◆ YOUR TASK
Search the records that follow and extract every line containing the string "TOOLS".

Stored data
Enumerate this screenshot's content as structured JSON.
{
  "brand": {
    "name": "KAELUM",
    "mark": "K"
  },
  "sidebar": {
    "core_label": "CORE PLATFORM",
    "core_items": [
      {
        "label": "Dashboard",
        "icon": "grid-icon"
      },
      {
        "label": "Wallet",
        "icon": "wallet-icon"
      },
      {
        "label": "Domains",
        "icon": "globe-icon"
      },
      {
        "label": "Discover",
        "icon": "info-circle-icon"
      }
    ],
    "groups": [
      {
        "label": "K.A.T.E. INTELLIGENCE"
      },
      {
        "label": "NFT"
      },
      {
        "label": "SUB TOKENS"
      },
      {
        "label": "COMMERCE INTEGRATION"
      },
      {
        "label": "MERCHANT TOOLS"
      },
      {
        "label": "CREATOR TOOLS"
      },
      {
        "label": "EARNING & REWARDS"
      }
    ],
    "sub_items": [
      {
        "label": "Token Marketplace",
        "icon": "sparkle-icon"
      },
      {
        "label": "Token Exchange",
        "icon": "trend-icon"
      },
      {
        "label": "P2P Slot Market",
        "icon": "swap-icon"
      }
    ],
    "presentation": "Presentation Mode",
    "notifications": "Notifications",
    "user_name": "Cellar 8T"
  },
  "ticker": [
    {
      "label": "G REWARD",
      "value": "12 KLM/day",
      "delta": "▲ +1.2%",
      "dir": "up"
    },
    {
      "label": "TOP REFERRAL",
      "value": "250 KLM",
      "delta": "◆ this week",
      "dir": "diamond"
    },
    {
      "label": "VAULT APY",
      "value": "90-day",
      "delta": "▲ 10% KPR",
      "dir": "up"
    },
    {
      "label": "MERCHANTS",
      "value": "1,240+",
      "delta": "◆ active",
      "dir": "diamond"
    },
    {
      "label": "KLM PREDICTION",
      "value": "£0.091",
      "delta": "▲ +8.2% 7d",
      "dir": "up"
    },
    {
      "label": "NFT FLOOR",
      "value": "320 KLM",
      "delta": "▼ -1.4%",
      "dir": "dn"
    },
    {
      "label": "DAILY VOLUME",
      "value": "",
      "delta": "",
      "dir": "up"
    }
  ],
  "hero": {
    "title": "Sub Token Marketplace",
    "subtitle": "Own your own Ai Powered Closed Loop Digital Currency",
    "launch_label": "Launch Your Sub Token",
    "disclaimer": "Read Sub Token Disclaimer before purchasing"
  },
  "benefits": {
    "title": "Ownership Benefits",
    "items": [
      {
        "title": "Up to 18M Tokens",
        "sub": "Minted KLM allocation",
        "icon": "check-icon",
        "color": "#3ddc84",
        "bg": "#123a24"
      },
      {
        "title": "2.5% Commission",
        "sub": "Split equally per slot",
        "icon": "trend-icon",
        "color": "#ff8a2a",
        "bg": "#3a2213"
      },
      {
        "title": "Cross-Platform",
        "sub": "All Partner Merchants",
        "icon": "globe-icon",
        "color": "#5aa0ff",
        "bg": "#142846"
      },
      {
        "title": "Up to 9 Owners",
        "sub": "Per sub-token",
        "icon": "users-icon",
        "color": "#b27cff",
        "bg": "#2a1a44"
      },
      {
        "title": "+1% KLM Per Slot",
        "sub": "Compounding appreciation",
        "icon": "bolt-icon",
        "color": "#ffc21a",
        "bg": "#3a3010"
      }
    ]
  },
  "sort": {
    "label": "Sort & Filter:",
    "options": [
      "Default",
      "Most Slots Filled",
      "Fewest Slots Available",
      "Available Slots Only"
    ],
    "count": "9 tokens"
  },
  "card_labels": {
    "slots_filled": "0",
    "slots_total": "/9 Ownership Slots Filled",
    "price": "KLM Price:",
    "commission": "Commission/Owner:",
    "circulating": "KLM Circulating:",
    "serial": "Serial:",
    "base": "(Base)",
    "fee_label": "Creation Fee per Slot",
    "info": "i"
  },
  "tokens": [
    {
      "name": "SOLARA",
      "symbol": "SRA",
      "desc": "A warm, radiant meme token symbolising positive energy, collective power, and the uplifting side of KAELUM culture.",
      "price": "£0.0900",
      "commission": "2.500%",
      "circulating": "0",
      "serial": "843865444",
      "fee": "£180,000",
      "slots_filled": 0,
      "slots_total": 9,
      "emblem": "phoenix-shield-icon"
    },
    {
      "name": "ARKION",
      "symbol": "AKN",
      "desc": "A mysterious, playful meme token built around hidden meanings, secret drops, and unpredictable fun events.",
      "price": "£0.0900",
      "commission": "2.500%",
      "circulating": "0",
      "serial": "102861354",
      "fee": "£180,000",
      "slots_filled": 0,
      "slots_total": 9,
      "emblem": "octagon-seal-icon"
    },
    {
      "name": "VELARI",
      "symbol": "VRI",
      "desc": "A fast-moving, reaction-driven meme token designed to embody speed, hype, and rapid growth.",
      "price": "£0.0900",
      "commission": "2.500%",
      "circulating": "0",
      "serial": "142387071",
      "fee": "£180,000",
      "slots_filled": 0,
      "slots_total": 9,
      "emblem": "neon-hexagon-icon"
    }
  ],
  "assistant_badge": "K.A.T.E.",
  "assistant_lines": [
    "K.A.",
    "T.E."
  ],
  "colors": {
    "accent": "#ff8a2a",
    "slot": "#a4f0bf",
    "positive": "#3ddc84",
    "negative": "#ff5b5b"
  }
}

◆ SOLVED EXERCISE
        "label": "MERCHANT TOOLS"
        "label": "CREATOR TOOLS"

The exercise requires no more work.